* BEGIN DOCUMENT PASSAGE *
Today was the first day of class. One class lasted three hours and fifteen minutes. It’s a bit brutal but perhaps it’s the only way to fit a full term in less than a month. Day one was quite straightforward and gave a nice sense of the diversity of the class (mixed first year, second year and exchange students).
Over the past week, I’ve explored a bit. I went to an ex-pat bar to watch what was scheduled to be the BCS national championship game. Though #1 played #2, I think it’s safe to say that the top two teams in the nation were not playing one another that day. I’ll allow other bloggers to dissect the BCS though. The bar was packed with expats and though it was expensive by what I’ve set as my Shanghai standards, I got a nice meal and a few beers for just over twenty bucks. I’ll admit that I needed a full meal as I’d been living off of clementines, toast and lamb pitas from my favorite street food guy. While my neighborhood is full of great looking restaurants, I don’t think saying hello and thank you in mandarin will necessarily get me what I want. I’ll get there though.
* END DOCUMENT PASSAGE *
* BEGIN RECORD EXTRACTS *
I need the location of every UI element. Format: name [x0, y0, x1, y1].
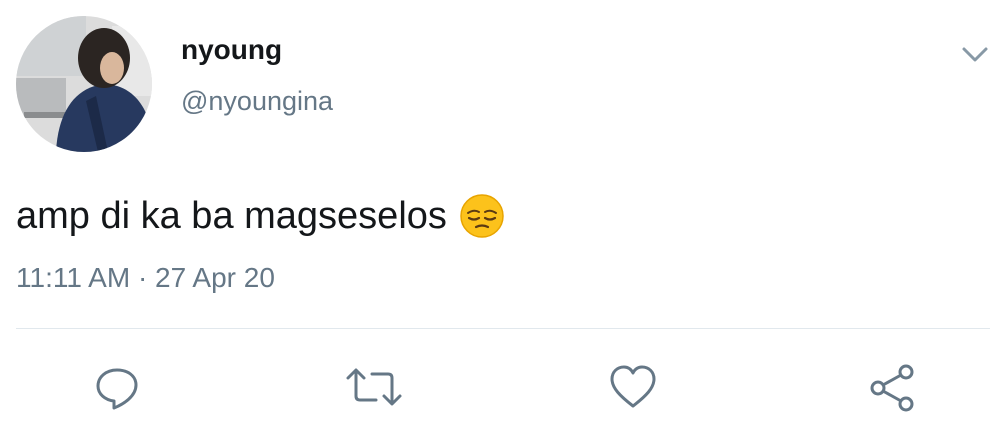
share-icon[interactable]: [866, 362, 916, 412]
avatar[interactable]: [16, 16, 152, 152]
user-handle[interactable]: @nyoungina: [181, 86, 333, 117]
chevron-down-icon[interactable]: [958, 42, 992, 66]
pensive-face-emoji-icon: [459, 193, 505, 239]
tweet-body: amp di ka ba magseselos: [16, 194, 447, 237]
heart-icon[interactable]: [608, 362, 658, 412]
retweet-icon[interactable]: [344, 362, 402, 412]
display-name[interactable]: nyoung: [181, 34, 282, 66]
avatar-photo: [16, 16, 152, 152]
tweet-time: 11:11 AM: [16, 262, 131, 293]
divider: [16, 328, 990, 329]
tweet-date: 27 Apr 20: [155, 262, 275, 293]
meta-separator: ·: [137, 262, 148, 293]
tweet-timestamp[interactable]: 11:11 AM · 27 Apr 20: [16, 262, 275, 294]
reply-icon[interactable]: [92, 362, 142, 412]
tweet-text: amp di ka ba magseselos: [16, 193, 505, 239]
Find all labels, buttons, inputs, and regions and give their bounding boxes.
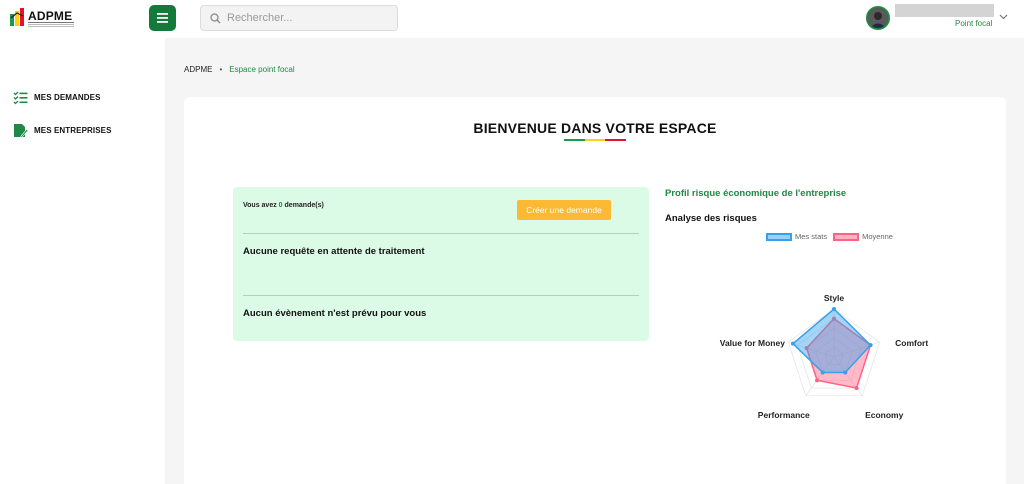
request-count-prefix: Vous avez [243, 202, 279, 209]
edit-document-icon [14, 124, 28, 138]
legend-item-mine[interactable]: Mes stats [766, 232, 827, 241]
requests-panel: Vous avez 0 demande(s) Créer une demande… [233, 187, 649, 341]
search-icon [210, 13, 221, 24]
user-avatar[interactable] [866, 6, 890, 30]
breadcrumb-root[interactable]: ADPME [184, 65, 212, 74]
user-name-redacted [895, 4, 994, 17]
checklist-icon [13, 91, 28, 105]
sidebar-item-demandes[interactable]: MES DEMANDES [13, 90, 101, 105]
no-pending-message: Aucune requête en attente de traitement [243, 246, 425, 257]
axis-label-economy: Economy [865, 410, 904, 420]
divider [243, 233, 639, 234]
sidebar-item-entreprises[interactable]: MES ENTREPRISES [13, 123, 112, 138]
chevron-down-icon[interactable] [999, 14, 1008, 20]
sidebar-item-label: MES DEMANDES [34, 93, 101, 102]
no-events-message: Aucun évènement n'est prévu pour vous [243, 308, 427, 319]
hamburger-icon [157, 13, 168, 23]
breadcrumb-current: Espace point focal [229, 65, 295, 74]
data-point [854, 386, 859, 391]
sidebar: MES DEMANDES MES ENTREPRISES [0, 38, 165, 484]
breadcrumb: ADPME • Espace point focal [184, 65, 295, 74]
axis-label-comfort: Comfort [895, 338, 928, 348]
breadcrumb-separator: • [219, 65, 223, 74]
flag-underline [564, 139, 627, 141]
main-card: BIENVENUE DANS VOTRE ESPACE Vous avez 0 … [184, 97, 1006, 484]
search-input[interactable] [227, 9, 391, 27]
chart-legend: Mes stats Moyenne [766, 232, 899, 241]
data-point [868, 343, 873, 348]
request-count-suffix: demande(s) [282, 202, 324, 209]
data-point [843, 370, 848, 375]
axis-label-style: Style [824, 293, 845, 303]
data-point [815, 378, 820, 383]
request-count-text: Vous avez 0 demande(s) [243, 202, 324, 209]
data-point [832, 307, 836, 311]
legend-swatch [766, 232, 792, 241]
page-title: BIENVENUE DANS VOTRE ESPACE [473, 120, 717, 136]
create-request-button[interactable]: Créer une demande [517, 200, 611, 220]
user-role: Point focal [955, 19, 993, 28]
axis-label-performance: Performance [758, 410, 810, 420]
legend-item-avg[interactable]: Moyenne [833, 232, 893, 241]
data-point [790, 341, 795, 346]
top-header: ADPME Point focal [0, 0, 1024, 38]
logo-tagline [28, 22, 74, 29]
logo-emblem-icon [10, 8, 24, 26]
brand-name: ADPME [28, 9, 73, 23]
legend-swatch [833, 232, 860, 241]
radar-chart: Style Comfort Economy Performance Value for … [720, 293, 929, 420]
legend-label: Mes stats [795, 232, 828, 241]
menu-toggle-button[interactable] [149, 5, 176, 31]
search-box [200, 5, 398, 31]
chart-title: Analyse des risques [665, 213, 757, 224]
data-point [820, 370, 825, 375]
risk-section-title: Profil risque économique de l'entreprise [665, 188, 847, 199]
sidebar-item-label: MES ENTREPRISES [34, 126, 112, 135]
legend-label: Moyenne [862, 232, 893, 241]
divider [243, 295, 639, 296]
brand-logo[interactable]: ADPME [9, 8, 75, 30]
axis-label-value-for-money: Value for Money [720, 338, 785, 348]
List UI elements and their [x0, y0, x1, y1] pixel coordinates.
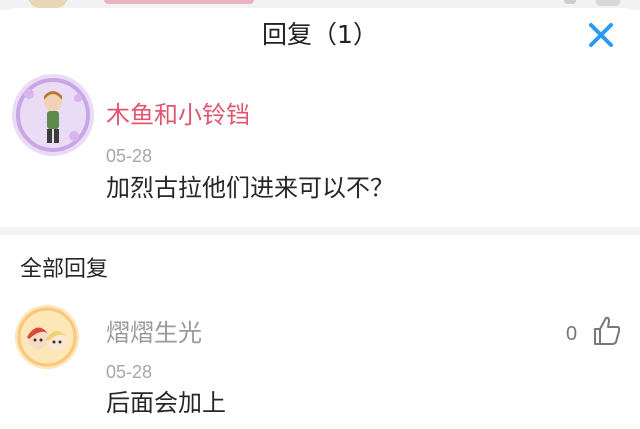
reply-sheet	[0, 8, 640, 429]
thumbs-up-icon	[594, 316, 621, 345]
reply-date: 05-28	[106, 362, 153, 382]
section-divider	[0, 227, 640, 235]
reply-text: 后面会加上	[106, 389, 226, 417]
close-button[interactable]	[584, 18, 618, 52]
reply-author-avatar[interactable]	[15, 305, 79, 369]
background-like-count	[564, 0, 576, 4]
original-author-avatar[interactable]	[12, 74, 94, 156]
close-icon	[589, 23, 613, 47]
original-comment-text: 加烈古拉他们进来可以不？	[106, 174, 394, 202]
page-title: 回复（1）	[262, 20, 378, 49]
original-author-name[interactable]: 木鱼和小铃铛	[106, 100, 250, 130]
like-count: 0	[566, 323, 578, 345]
all-replies-title: 全部回复	[20, 257, 109, 282]
original-comment-date: 05-28	[106, 146, 153, 166]
background-avatar	[28, 0, 68, 8]
like-button[interactable]	[592, 315, 622, 347]
reply-author-name[interactable]: 熠熠生光	[106, 318, 202, 348]
background-name	[104, 0, 254, 4]
background-like-icon	[596, 0, 620, 6]
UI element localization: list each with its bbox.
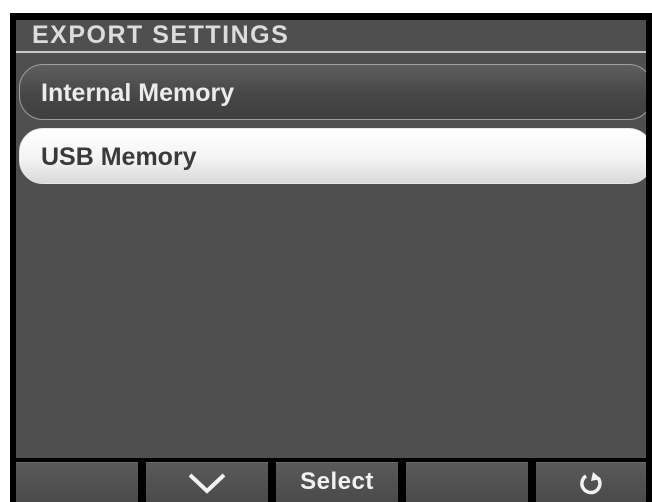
menu-item-usb-memory[interactable]: USB Memory — [19, 128, 646, 184]
softkey-bar: Select — [16, 458, 646, 502]
title-bar: EXPORT SETTINGS — [16, 20, 646, 53]
title-divider — [16, 51, 646, 53]
page-title: EXPORT SETTINGS — [32, 21, 290, 49]
back-arrow-icon — [580, 471, 602, 494]
softkey-down[interactable] — [146, 462, 268, 502]
menu-item-label: USB Memory — [41, 143, 197, 171]
chevron-down-icon — [188, 473, 226, 494]
softkey-1[interactable] — [16, 462, 138, 502]
softkey-back[interactable] — [536, 462, 646, 502]
select-button-label: Select — [300, 468, 374, 495]
menu-item-label: Internal Memory — [41, 79, 235, 107]
device-screen: EXPORT SETTINGS Internal Memory USB Memo… — [10, 13, 652, 502]
softkey-select[interactable]: Select — [276, 462, 398, 502]
softkey-4[interactable] — [406, 462, 528, 502]
menu-item-internal-memory[interactable]: Internal Memory — [19, 64, 646, 120]
screen-content: EXPORT SETTINGS Internal Memory USB Memo… — [16, 20, 646, 502]
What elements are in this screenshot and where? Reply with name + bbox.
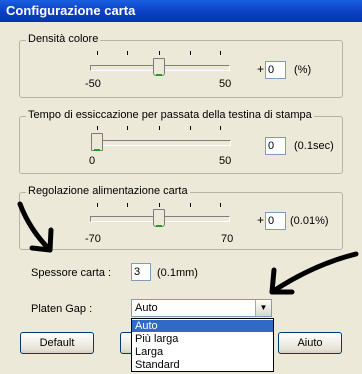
- platen-gap-select[interactable]: Auto ▼: [131, 299, 272, 317]
- feed-sign: +: [257, 213, 265, 227]
- drying-slider-thumb[interactable]: [91, 133, 103, 151]
- feed-tick: [190, 203, 191, 207]
- density-slider-thumb[interactable]: [153, 58, 165, 76]
- chevron-down-icon[interactable]: ▼: [255, 300, 271, 316]
- feed-tick: [159, 203, 160, 207]
- drying-tick: [220, 126, 221, 130]
- feed-tick: [220, 203, 221, 207]
- help-button[interactable]: Aiuto: [278, 332, 342, 354]
- platen-gap-option[interactable]: Auto: [132, 320, 273, 332]
- platen-gap-selected-value: Auto: [135, 302, 158, 314]
- platen-gap-option[interactable]: Larga: [132, 346, 273, 358]
- feed-min-label: -70: [85, 233, 101, 245]
- drying-slider-track[interactable]: [91, 140, 231, 146]
- drying-tick: [127, 126, 128, 130]
- drying-tick: [190, 126, 191, 130]
- density-tick: [190, 51, 191, 55]
- drying-group-title: Tempo di essiccazione per passata della …: [26, 109, 314, 121]
- density-group-title: Densità colore: [26, 33, 101, 45]
- feed-max-label: 70: [221, 233, 234, 245]
- drying-tick: [97, 126, 98, 130]
- density-max-label: 50: [219, 78, 232, 90]
- thickness-unit: (0.1mm): [157, 267, 198, 279]
- thickness-value-field[interactable]: 3: [131, 263, 151, 281]
- title-bar: Configurazione carta: [0, 0, 362, 22]
- density-unit: (%): [294, 64, 312, 76]
- feed-value-field[interactable]: 0: [265, 212, 286, 230]
- density-value-field[interactable]: 0: [265, 61, 286, 79]
- drying-min-label: 0: [89, 155, 96, 167]
- density-tick: [220, 51, 221, 55]
- platen-gap-label: Platen Gap :: [31, 303, 93, 315]
- density-sign: +: [257, 62, 265, 76]
- platen-gap-option[interactable]: Più larga: [132, 333, 273, 345]
- density-min-label: -50: [85, 78, 101, 90]
- feed-unit: (0.01%): [290, 215, 329, 227]
- default-button[interactable]: Default: [20, 332, 94, 354]
- drying-max-label: 50: [219, 155, 232, 167]
- drying-unit: (0.1sec): [294, 140, 334, 152]
- platen-gap-option[interactable]: Standard: [132, 359, 273, 371]
- hand-drawn-arrow-icon: [269, 251, 359, 295]
- feed-group-title: Regolazione alimentazione carta: [26, 185, 190, 197]
- window-title: Configurazione carta: [6, 3, 136, 18]
- drying-value-field[interactable]: 0: [265, 137, 286, 155]
- density-tick: [159, 51, 160, 55]
- hand-drawn-arrow-icon: [17, 201, 54, 253]
- feed-tick: [97, 203, 98, 207]
- feed-tick: [127, 203, 128, 207]
- drying-tick: [159, 126, 160, 130]
- density-tick: [127, 51, 128, 55]
- density-tick: [97, 51, 98, 55]
- thickness-label: Spessore carta :: [31, 267, 112, 279]
- platen-gap-dropdown-list: Auto Più larga Larga Standard: [131, 318, 274, 372]
- feed-slider-thumb[interactable]: [153, 209, 165, 227]
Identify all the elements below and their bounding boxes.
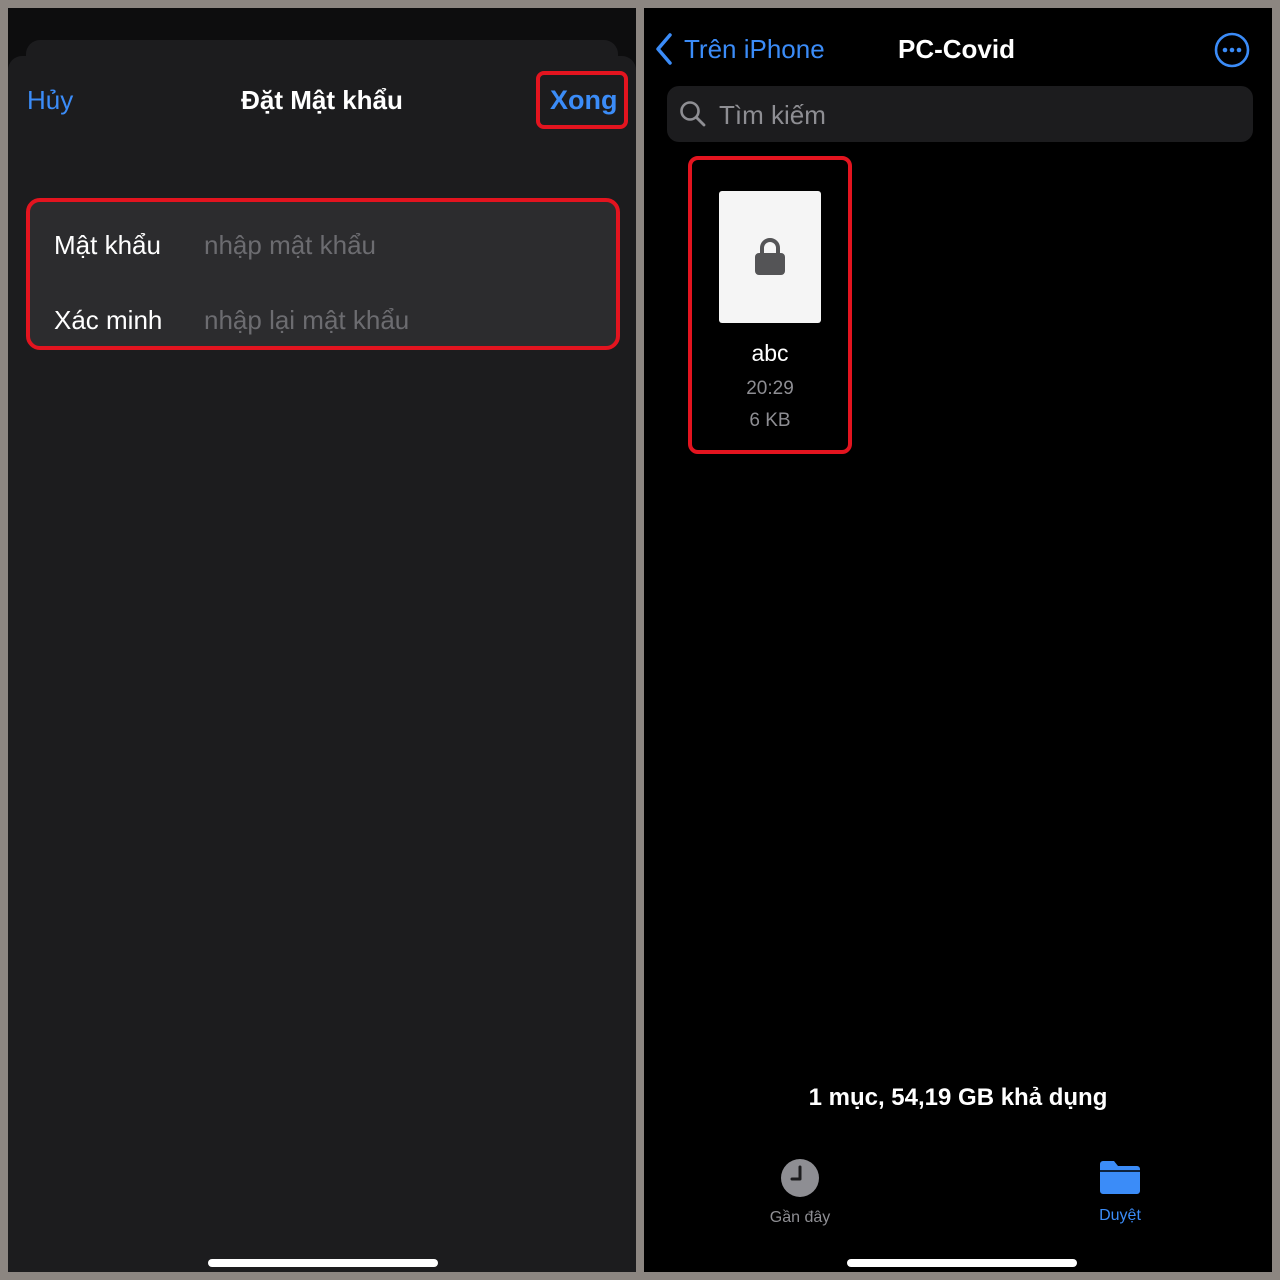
file-name: abc: [751, 340, 789, 366]
back-label: Trên iPhone: [684, 33, 825, 64]
storage-info: 1 mục, 54,19 GB khả dụng: [808, 1084, 1108, 1111]
lock-icon: [755, 238, 785, 275]
file-time: 20:29: [746, 378, 794, 399]
done-button[interactable]: Xong: [550, 85, 618, 116]
back-button[interactable]: Trên iPhone: [654, 32, 825, 66]
tab-recents[interactable]: Gần đây: [740, 1158, 860, 1227]
clock-icon: [781, 1159, 819, 1197]
tab-browse-label: Duyệt: [1099, 1207, 1141, 1224]
verify-label: Xác minh: [54, 304, 163, 335]
ellipsis-circle-icon[interactable]: [1214, 32, 1250, 68]
tab-browse[interactable]: Duyệt: [1060, 1158, 1180, 1225]
folder-icon: [1100, 1161, 1140, 1194]
folder-title: PC-Covid: [898, 34, 1015, 64]
search-icon: [680, 101, 706, 127]
file-thumbnail: [719, 191, 821, 323]
file-size: 6 KB: [749, 410, 791, 431]
chevron-left-icon: [656, 33, 672, 65]
password-label: Mật khẩu: [54, 229, 161, 260]
home-indicator: [208, 1259, 438, 1267]
set-password-screen: Hủy Đặt Mật khẩu Xong Mật khẩu Xác minh: [8, 8, 636, 1272]
password-form: Mật khẩu Xác minh: [26, 198, 620, 350]
password-input[interactable]: [202, 228, 606, 262]
files-folder-screen: Trên iPhone PC-Covid abc 20:29 6 KB 1 mụ…: [644, 8, 1272, 1272]
verify-row: Xác minh: [30, 283, 616, 357]
verify-password-input[interactable]: [202, 303, 606, 337]
search-bar[interactable]: [667, 86, 1253, 144]
search-input[interactable]: [717, 86, 1241, 144]
home-indicator: [847, 1259, 1077, 1267]
tab-recents-label: Gần đây: [769, 1209, 831, 1226]
file-item-abc[interactable]: abc 20:29 6 KB: [688, 156, 852, 454]
password-row: Mật khẩu: [30, 208, 616, 282]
* END RECORD EXTRACTS *
• [WHAT IS ASKED]: Can you resume the Shanghai blog post right after its final sentence? None of the rows have anything to do with the Shanghai blog post.

• [EXERCISE RESULT]:
The highlight of my week was a visit to the newly opened Power Station of Art. Formerly a functioning electric power station, the place had a great layout, incredibly eclectic exhibits (some not to my liking) and a nice view of the Shanghai Expo. My absolute favorite exhibit was a video called “The Way Things Go.” A thirty-minute Rube Goldberg style sequence using water, fire and various other chemical reactions, the video was mesmerizing. I found a shorter version online and definitely recommend you take a look if you like that sort of thing. The artists are Peter Fischli and David Weiss of Switzerland.
Still, my favorite spectacle of Shanghai (better than the massive grocery store selling pig snouts and cleaned by mini floor Zambonis) is the metro. While I’m not fond of the nail clipping, spitting, nose picking and snot rocketing I’ve observed, the efficiency amazes me. Boarding an empty train at rush hour is like a professional musical chairs match. Once the doors open, all seats are filled within a second and dismayed slowpokes skid to a halt in front of the seats they didn’t quite claim. Just yesterday I witnessed a brief but serious footrace between two old ladies when a seat opened up. Nobody vacated a seat for the loser but maybe that’s a cultural thing I’ll learn sooner or later.
That’s all for now.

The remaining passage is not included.